Write out all of the data below line for line, without changing anything, and leave the pictures out.

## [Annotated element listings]
_ _ _ _

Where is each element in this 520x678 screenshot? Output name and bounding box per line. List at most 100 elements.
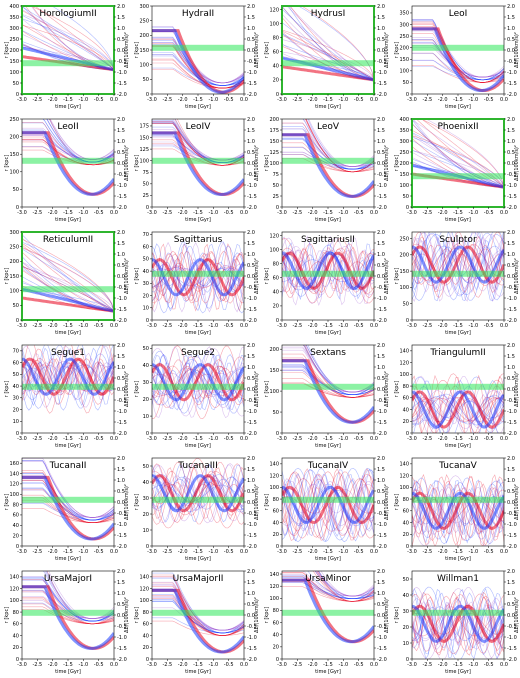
trajectory-line — [22, 503, 114, 521]
y-tick-label: 140 — [399, 462, 409, 468]
y-tick-label: 50 — [273, 410, 279, 416]
y-axis-label: r [kpc] — [264, 494, 270, 510]
x-tick-label: 0.0 — [370, 436, 378, 442]
x-tick-label: -0.5 — [484, 210, 494, 216]
y-axis-label: r [kpc] — [264, 155, 270, 171]
x-tick-label: -1.0 — [208, 662, 218, 668]
energy-tick-label: 0.5 — [507, 37, 515, 43]
energy-tick-label: 2.0 — [377, 569, 385, 575]
trajectory-line — [412, 586, 504, 659]
y-tick-label: 0 — [16, 205, 19, 211]
y-tick-label: 0 — [16, 431, 19, 437]
trajectory-line — [301, 6, 374, 80]
trajectory-line — [22, 606, 114, 625]
energy-tick-label: -1.0 — [117, 635, 127, 641]
x-tick-label: -2.5 — [292, 210, 302, 216]
energy-tick-label: -0.5 — [117, 624, 127, 630]
x-tick-label: 0.0 — [110, 323, 118, 329]
x-tick-label: -1.5 — [323, 323, 333, 329]
trajectory-line — [22, 461, 114, 518]
energy-tick-label: 0.5 — [377, 263, 385, 269]
x-axis-label: time [Gyr] — [445, 443, 471, 449]
panel-phoenixii: -3.0 -2.5 -2.0 -1.5 -1.0 -0.5 0.0 0 50 100 150 200 2… — [390, 113, 520, 226]
x-tick-label: -0.5 — [94, 436, 104, 442]
panel-title: TriangulumII — [429, 348, 485, 358]
energy-tick-label: 1.5 — [377, 128, 385, 134]
y-tick-label: 70 — [143, 232, 149, 238]
trajectory-layer — [412, 586, 504, 659]
trajectory-line — [22, 472, 114, 523]
x-tick-label: -2.5 — [292, 436, 302, 442]
x-tick-label: 0.0 — [370, 662, 378, 668]
x-tick-label: -1.0 — [338, 662, 348, 668]
trajectory-line — [22, 597, 114, 625]
x-tick-label: -3.0 — [147, 436, 157, 442]
trajectory-line — [317, 571, 374, 602]
trajectory-line — [152, 255, 244, 299]
panel-ursaminor: -3.0 -2.5 -2.0 -1.5 -1.0 -0.5 0.0 0 20 40 60 80 100 1… — [260, 565, 390, 678]
y-tick-label: 40 — [403, 407, 409, 413]
x-tick-label: -3.0 — [147, 323, 157, 329]
panel-leoi: -3.0 -2.5 -2.0 -1.5 -1.0 -0.5 0.0 0 50 100 150 200 2… — [390, 0, 520, 113]
trajectory-line — [152, 470, 244, 516]
energy-tick-label: -1.0 — [507, 183, 517, 189]
panel-willman1: -3.0 -2.5 -2.0 -1.5 -1.0 -0.5 0.0 0 10 20 30 40 50 -2… — [390, 565, 520, 678]
energy-band — [412, 270, 504, 277]
energy-tick-label: -0.5 — [507, 59, 517, 65]
energy-tick-label: -2.0 — [507, 431, 517, 437]
energy-tick-label: 1.0 — [377, 26, 385, 32]
trajectory-line — [152, 250, 244, 304]
trajectory-line — [152, 601, 244, 634]
y-tick-label: 80 — [13, 502, 19, 508]
y-tick-label: 75 — [273, 172, 279, 178]
y-tick-label: 20 — [273, 645, 279, 651]
energy-tick-label: -1.0 — [247, 296, 257, 302]
trajectory-layer — [152, 345, 244, 420]
energy-band — [282, 383, 374, 390]
trajectory-line — [152, 243, 244, 312]
x-tick-label: -2.5 — [292, 662, 302, 668]
y-tick-label: 0 — [406, 318, 409, 324]
y-tick-label: 140 — [9, 471, 19, 477]
trajectory-line — [152, 597, 244, 631]
trajectory-line — [282, 146, 374, 173]
y-tick-label: 60 — [273, 509, 279, 515]
y-tick-label: 250 — [9, 37, 19, 43]
y-tick-label: 70 — [13, 349, 19, 355]
x-tick-label: -2.5 — [422, 323, 432, 329]
y-axis-label: r [kpc] — [264, 268, 270, 284]
energy-band — [22, 496, 114, 503]
energy-tick-label: 1.0 — [507, 591, 515, 597]
y-tick-label: 80 — [273, 608, 279, 614]
y-tick-label: 10 — [143, 528, 149, 534]
y-tick-label: 120 — [269, 584, 279, 590]
energy-tick-label: -2.0 — [377, 431, 387, 437]
trajectory-line — [412, 489, 504, 533]
trajectory-line — [412, 476, 504, 546]
x-tick-label: -1.5 — [63, 436, 73, 442]
x-tick-label: -3.0 — [17, 210, 27, 216]
mean-trajectory — [412, 491, 504, 530]
y-tick-label: 50 — [403, 194, 409, 200]
energy-tick-label: -0.5 — [117, 511, 127, 517]
energy-tick-label: -1.5 — [247, 646, 257, 652]
energy-tick-label: -1.0 — [247, 522, 257, 528]
y-tick-label: 140 — [9, 575, 19, 581]
x-tick-label: -1.0 — [78, 436, 88, 442]
y-tick-label: 30 — [13, 396, 19, 402]
trajectory-line — [152, 354, 244, 411]
energy-tick-label: 1.0 — [117, 591, 125, 597]
trajectory-line — [282, 574, 374, 599]
trajectory-line — [412, 132, 504, 188]
mean-trajectory — [152, 131, 244, 197]
y-tick-label: 50 — [403, 80, 409, 86]
energy-tick-label: 0.0 — [247, 613, 255, 619]
x-axis-label: time [Gyr] — [315, 556, 341, 562]
energy-tick-label: 0.5 — [117, 37, 125, 43]
trajectory-line — [22, 261, 114, 312]
trajectory-line — [318, 571, 374, 600]
trajectory-layer — [412, 232, 504, 302]
energy-tick-label: -2.0 — [507, 657, 517, 663]
trajectory-line — [152, 58, 244, 89]
energy-tick-label: 1.5 — [507, 580, 515, 586]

_ _ _ _

## [Finished answer]
Where is each element in this 520x678 screenshot? Output name and bounding box per line. List at most 100 elements.
trajectory-line — [22, 503, 114, 521]
y-tick-label: 140 — [399, 462, 409, 468]
y-tick-label: 50 — [273, 410, 279, 416]
y-axis-label: r [kpc] — [264, 494, 270, 510]
x-tick-label: 0.0 — [370, 436, 378, 442]
x-tick-label: -0.5 — [484, 210, 494, 216]
y-axis-label: r [kpc] — [264, 155, 270, 171]
x-tick-label: -1.0 — [208, 662, 218, 668]
energy-tick-label: 0.5 — [507, 37, 515, 43]
energy-tick-label: 2.0 — [377, 569, 385, 575]
trajectory-line — [412, 586, 504, 659]
y-tick-label: 0 — [16, 205, 19, 211]
y-tick-label: 0 — [16, 431, 19, 437]
trajectory-line — [301, 6, 374, 80]
trajectory-line — [22, 606, 114, 625]
energy-tick-label: -1.0 — [117, 635, 127, 641]
x-tick-label: -2.5 — [292, 210, 302, 216]
energy-tick-label: -0.5 — [117, 624, 127, 630]
x-tick-label: 0.0 — [110, 323, 118, 329]
x-tick-label: -1.5 — [323, 323, 333, 329]
trajectory-line — [22, 461, 114, 518]
energy-tick-label: 0.5 — [377, 263, 385, 269]
x-axis-label: time [Gyr] — [445, 443, 471, 449]
panel-phoenixii: -3.0 -2.5 -2.0 -1.5 -1.0 -0.5 0.0 0 50 100 150 200 2… — [390, 113, 520, 226]
x-tick-label: -0.5 — [94, 436, 104, 442]
panel-title: TriangulumII — [429, 348, 485, 358]
energy-tick-label: 1.5 — [377, 128, 385, 134]
y-tick-label: 70 — [143, 232, 149, 238]
trajectory-layer — [412, 586, 504, 659]
trajectory-line — [22, 472, 114, 523]
x-tick-label: -2.5 — [292, 436, 302, 442]
x-tick-label: 0.0 — [370, 662, 378, 668]
x-tick-label: -1.0 — [338, 662, 348, 668]
trajectory-line — [22, 597, 114, 625]
x-tick-label: -3.0 — [147, 436, 157, 442]
trajectory-line — [317, 571, 374, 602]
trajectory-line — [152, 255, 244, 299]
panel-ursaminor: -3.0 -2.5 -2.0 -1.5 -1.0 -0.5 0.0 0 20 40 60 80 100 1… — [260, 565, 390, 678]
y-tick-label: 40 — [403, 407, 409, 413]
x-tick-label: -3.0 — [147, 323, 157, 329]
panel-leoi: -3.0 -2.5 -2.0 -1.5 -1.0 -0.5 0.0 0 50 100 150 200 2… — [390, 0, 520, 113]
trajectory-line — [152, 470, 244, 516]
energy-tick-label: -1.0 — [507, 183, 517, 189]
panel-willman1: -3.0 -2.5 -2.0 -1.5 -1.0 -0.5 0.0 0 10 20 30 40 50 -2… — [390, 565, 520, 678]
energy-band — [412, 270, 504, 277]
energy-tick-label: -0.5 — [507, 59, 517, 65]
energy-tick-label: -2.0 — [507, 431, 517, 437]
energy-tick-label: 1.0 — [377, 26, 385, 32]
trajectory-line — [152, 250, 244, 304]
trajectory-line — [152, 601, 244, 634]
y-tick-label: 80 — [13, 502, 19, 508]
y-tick-label: 75 — [273, 172, 279, 178]
y-tick-label: 20 — [273, 645, 279, 651]
energy-tick-label: -1.0 — [247, 296, 257, 302]
trajectory-layer — [152, 345, 244, 420]
energy-band — [282, 383, 374, 390]
trajectory-line — [152, 243, 244, 312]
x-tick-label: -2.5 — [292, 662, 302, 668]
y-tick-label: 0 — [406, 318, 409, 324]
y-tick-label: 140 — [9, 471, 19, 477]
trajectory-line — [152, 597, 244, 631]
trajectory-line — [282, 146, 374, 173]
y-tick-label: 60 — [273, 509, 279, 515]
y-tick-label: 250 — [9, 37, 19, 43]
y-tick-label: 70 — [13, 349, 19, 355]
x-tick-label: -2.5 — [422, 323, 432, 329]
y-axis-label: r [kpc] — [264, 268, 270, 284]
energy-band — [22, 496, 114, 503]
energy-tick-label: 1.0 — [507, 591, 515, 597]
y-tick-label: 80 — [273, 608, 279, 614]
y-tick-label: 10 — [143, 528, 149, 534]
y-tick-label: 120 — [269, 584, 279, 590]
energy-tick-label: -2.0 — [377, 431, 387, 437]
trajectory-line — [412, 489, 504, 533]
trajectory-line — [412, 476, 504, 546]
x-tick-label: -1.5 — [63, 436, 73, 442]
x-tick-label: -3.0 — [17, 210, 27, 216]
mean-trajectory — [412, 491, 504, 530]
y-tick-label: 50 — [403, 194, 409, 200]
energy-tick-label: -0.5 — [117, 511, 127, 517]
energy-tick-label: -1.5 — [247, 646, 257, 652]
energy-tick-label: -1.0 — [247, 522, 257, 528]
y-tick-label: 140 — [9, 575, 19, 581]
x-tick-label: -1.0 — [78, 436, 88, 442]
y-tick-label: 30 — [13, 396, 19, 402]
trajectory-line — [152, 354, 244, 411]
energy-tick-label: 1.0 — [117, 591, 125, 597]
trajectory-line — [282, 574, 374, 599]
trajectory-line — [412, 132, 504, 188]
mean-trajectory — [152, 131, 244, 197]
y-tick-label: 50 — [403, 80, 409, 86]
energy-tick-label: 0.0 — [247, 613, 255, 619]
x-axis-label: time [Gyr] — [315, 556, 341, 562]
energy-tick-label: 0.5 — [117, 37, 125, 43]
trajectory-line — [22, 261, 114, 312]
trajectory-line — [318, 571, 374, 600]
trajectory-layer — [412, 232, 504, 302]
energy-tick-label: -2.0 — [507, 657, 517, 663]
trajectory-line — [152, 58, 244, 89]
energy-tick-label: 1.5 — [507, 580, 515, 586]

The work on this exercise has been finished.